▶ [Problem]:
Copy every record below exactly as written, but leave out the pictures.

▶ [Records shown]:
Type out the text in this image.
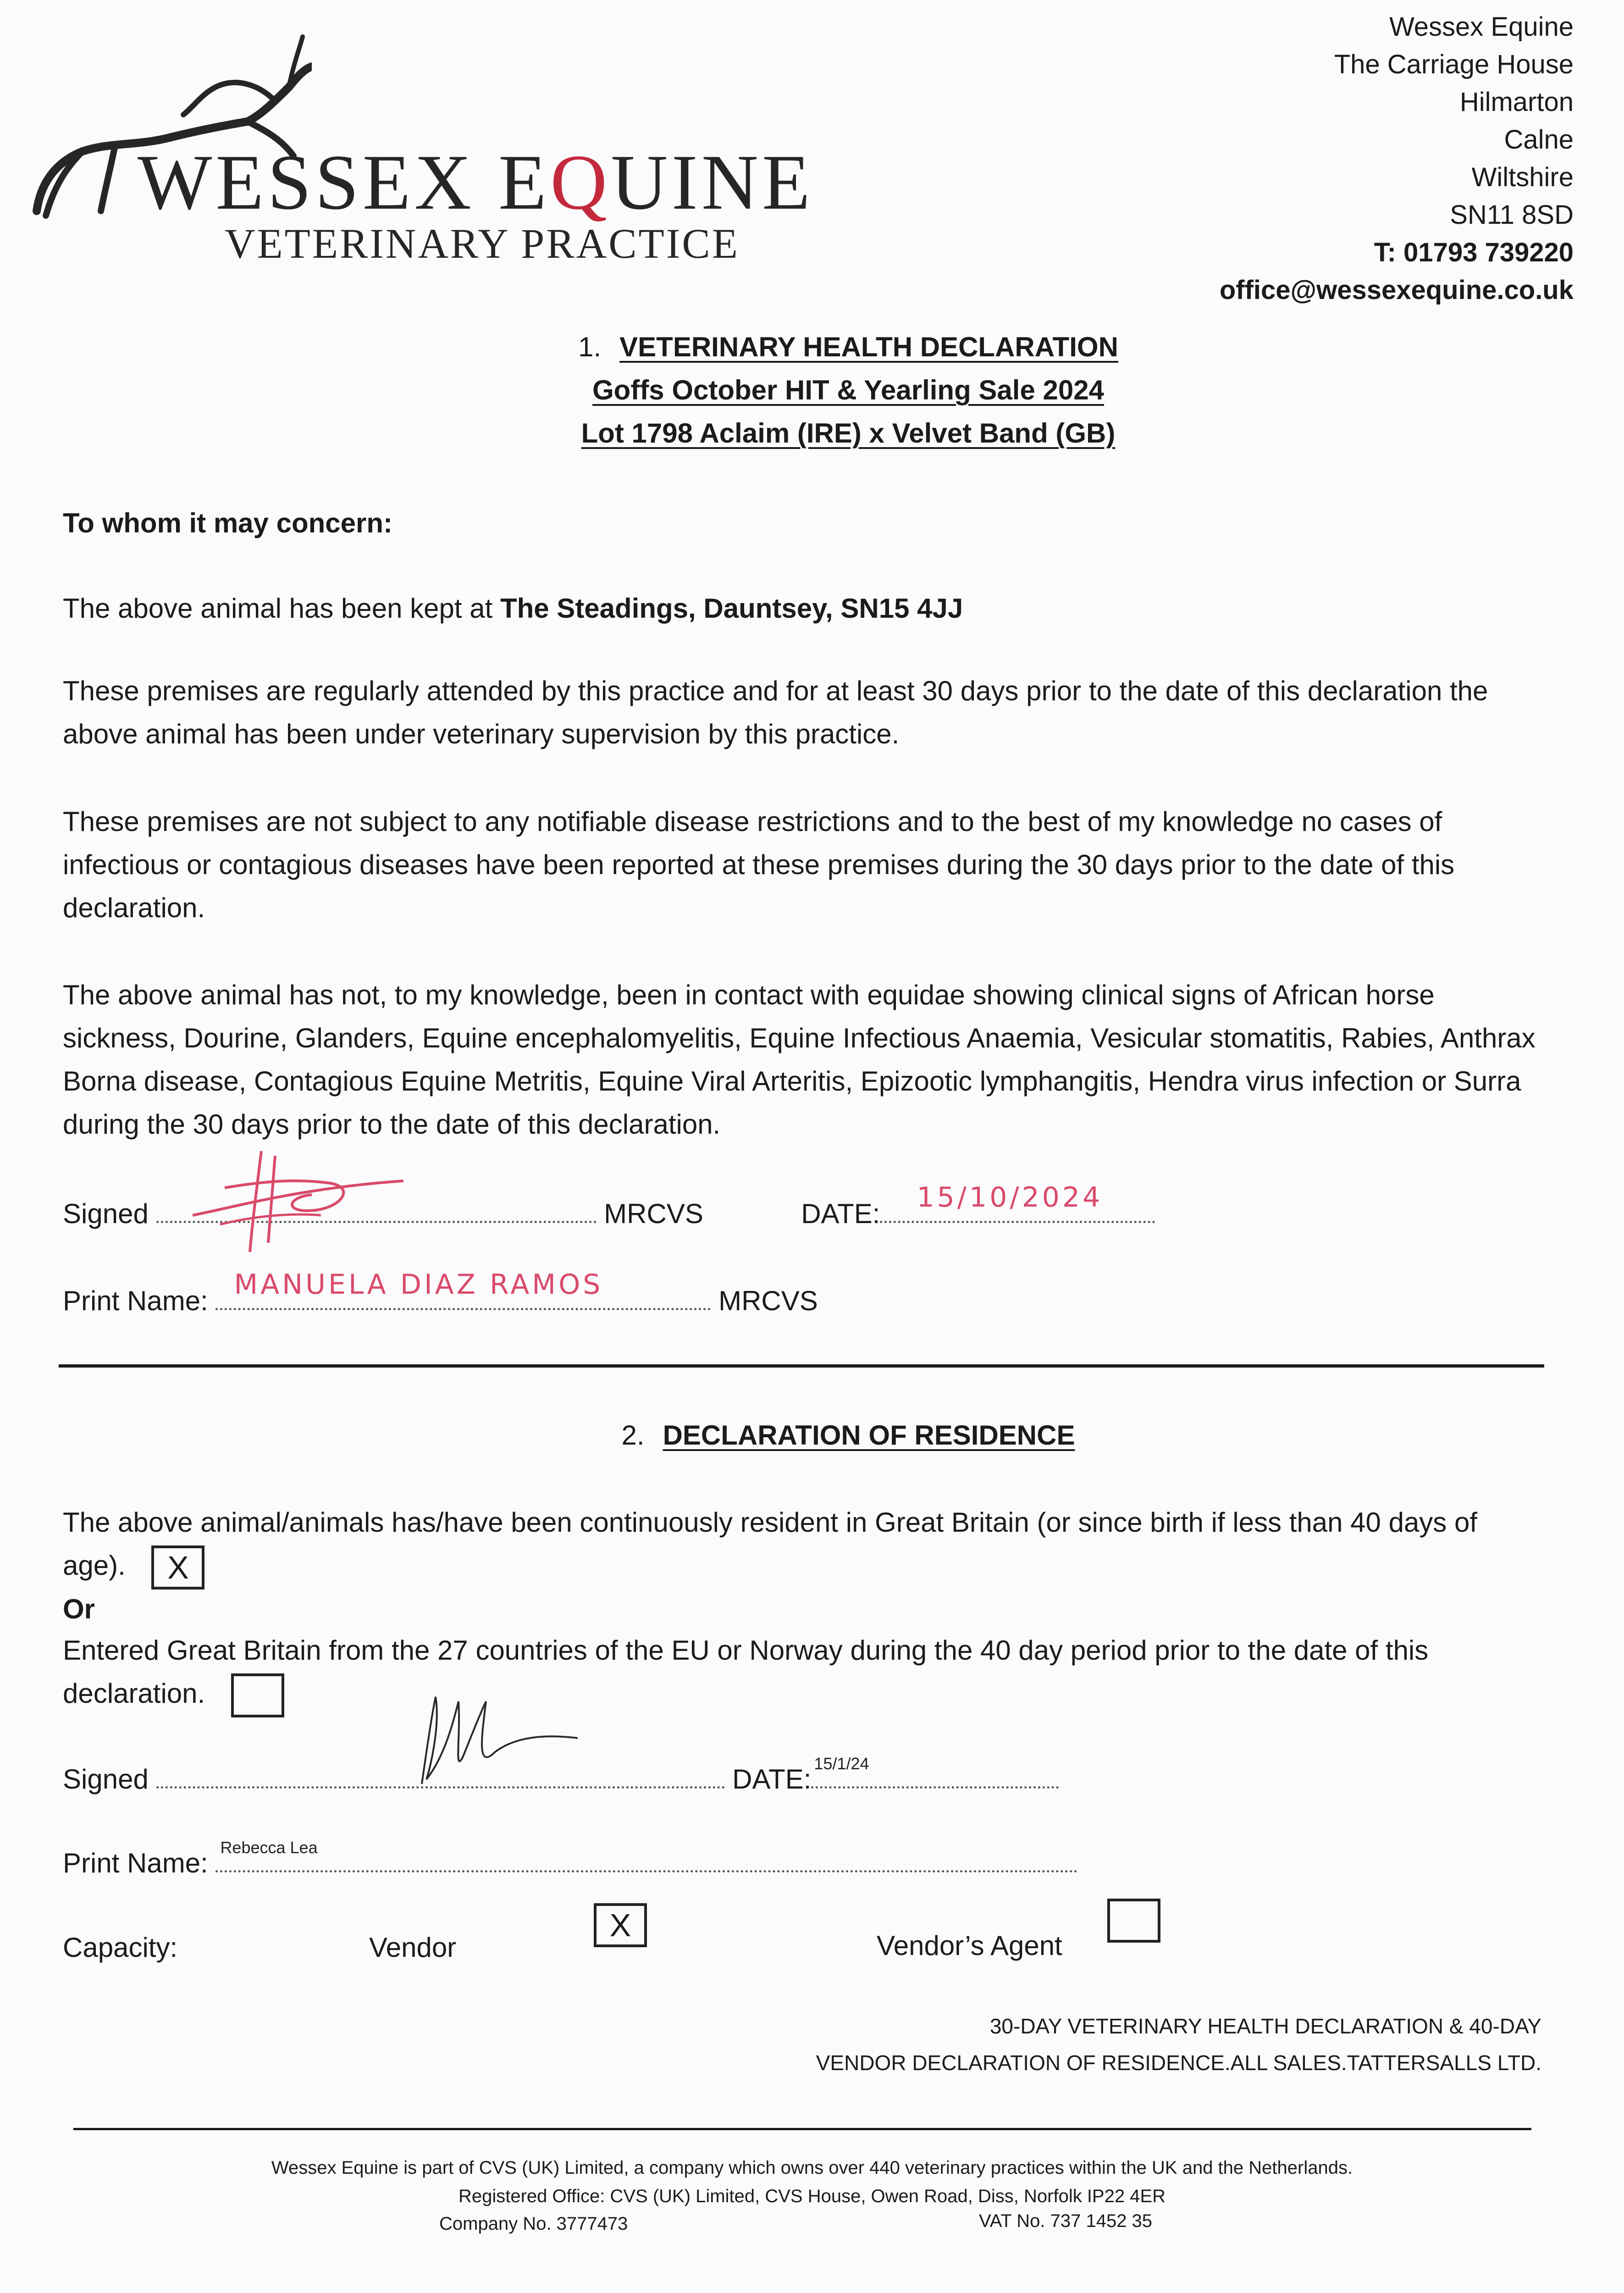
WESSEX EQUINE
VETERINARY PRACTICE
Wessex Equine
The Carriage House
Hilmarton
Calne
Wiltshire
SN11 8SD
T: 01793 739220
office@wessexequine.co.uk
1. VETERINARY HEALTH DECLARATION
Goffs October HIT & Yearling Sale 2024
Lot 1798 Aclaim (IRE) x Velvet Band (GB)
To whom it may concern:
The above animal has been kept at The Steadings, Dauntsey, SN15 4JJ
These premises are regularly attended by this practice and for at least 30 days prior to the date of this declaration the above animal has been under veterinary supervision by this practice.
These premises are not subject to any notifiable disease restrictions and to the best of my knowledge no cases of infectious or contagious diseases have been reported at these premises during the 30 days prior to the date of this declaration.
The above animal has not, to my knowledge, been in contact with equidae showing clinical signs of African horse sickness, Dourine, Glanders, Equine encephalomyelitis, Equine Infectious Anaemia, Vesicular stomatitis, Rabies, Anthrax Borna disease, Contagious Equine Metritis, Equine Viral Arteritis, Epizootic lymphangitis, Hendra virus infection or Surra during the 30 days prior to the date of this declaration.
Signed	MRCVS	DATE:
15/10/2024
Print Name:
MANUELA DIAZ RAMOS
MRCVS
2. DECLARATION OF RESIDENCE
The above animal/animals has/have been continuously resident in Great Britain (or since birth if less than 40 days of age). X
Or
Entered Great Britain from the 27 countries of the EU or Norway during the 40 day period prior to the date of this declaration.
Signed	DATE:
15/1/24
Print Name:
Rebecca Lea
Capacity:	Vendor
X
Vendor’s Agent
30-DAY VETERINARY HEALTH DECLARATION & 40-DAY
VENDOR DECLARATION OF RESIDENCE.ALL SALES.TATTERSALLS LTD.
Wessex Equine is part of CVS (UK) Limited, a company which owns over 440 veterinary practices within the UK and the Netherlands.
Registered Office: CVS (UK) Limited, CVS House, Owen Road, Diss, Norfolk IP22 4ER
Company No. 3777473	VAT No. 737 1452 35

▶ [Result]:
Type out the text in this image.
WESSEX EQUINE
VETERINARY PRACTICE
Wessex Equine
The Carriage House
Hilmarton
Calne
Wiltshire
SN11 8SD
T: 01793 739220
office@wessexequine.co.uk
1. VETERINARY HEALTH DECLARATION
Goffs October HIT & Yearling Sale 2024
Lot 1798 Aclaim (IRE) x Velvet Band (GB)
To whom it may concern:
The above animal has been kept at The Steadings, Dauntsey, SN15 4JJ
These premises are regularly attended by this practice and for at least 30 days prior to the date of this declaration the above animal has been under veterinary supervision by this practice.
These premises are not subject to any notifiable disease restrictions and to the best of my knowledge no cases of infectious or contagious diseases have been reported at these premises during the 30 days prior to the date of this declaration.
The above animal has not, to my knowledge, been in contact with equidae showing clinical signs of African horse sickness, Dourine, Glanders, Equine encephalomyelitis, Equine Infectious Anaemia, Vesicular stomatitis, Rabies, Anthrax Borna disease, Contagious Equine Metritis, Equine Viral Arteritis, Epizootic lymphangitis, Hendra virus infection or Surra during the 30 days prior to the date of this declaration.
Signed	MRCVS	DATE:
15/10/2024
Print Name:
MANUELA DIAZ RAMOS
MRCVS
2. DECLARATION OF RESIDENCE
The above animal/animals has/have been continuously resident in Great Britain (or since birth if less than 40 days of age). X
Or
Entered Great Britain from the 27 countries of the EU or Norway during the 40 day period prior to the date of this declaration.
Signed	DATE:
15/1/24
Print Name:
Rebecca Lea
Capacity:	Vendor
X
Vendor’s Agent
30-DAY VETERINARY HEALTH DECLARATION & 40-DAY
VENDOR DECLARATION OF RESIDENCE.ALL SALES.TATTERSALLS LTD.
Wessex Equine is part of CVS (UK) Limited, a company which owns over 440 veterinary practices within the UK and the Netherlands.
Registered Office: CVS (UK) Limited, CVS House, Owen Road, Diss, Norfolk IP22 4ER
Company No. 3777473	VAT No. 737 1452 35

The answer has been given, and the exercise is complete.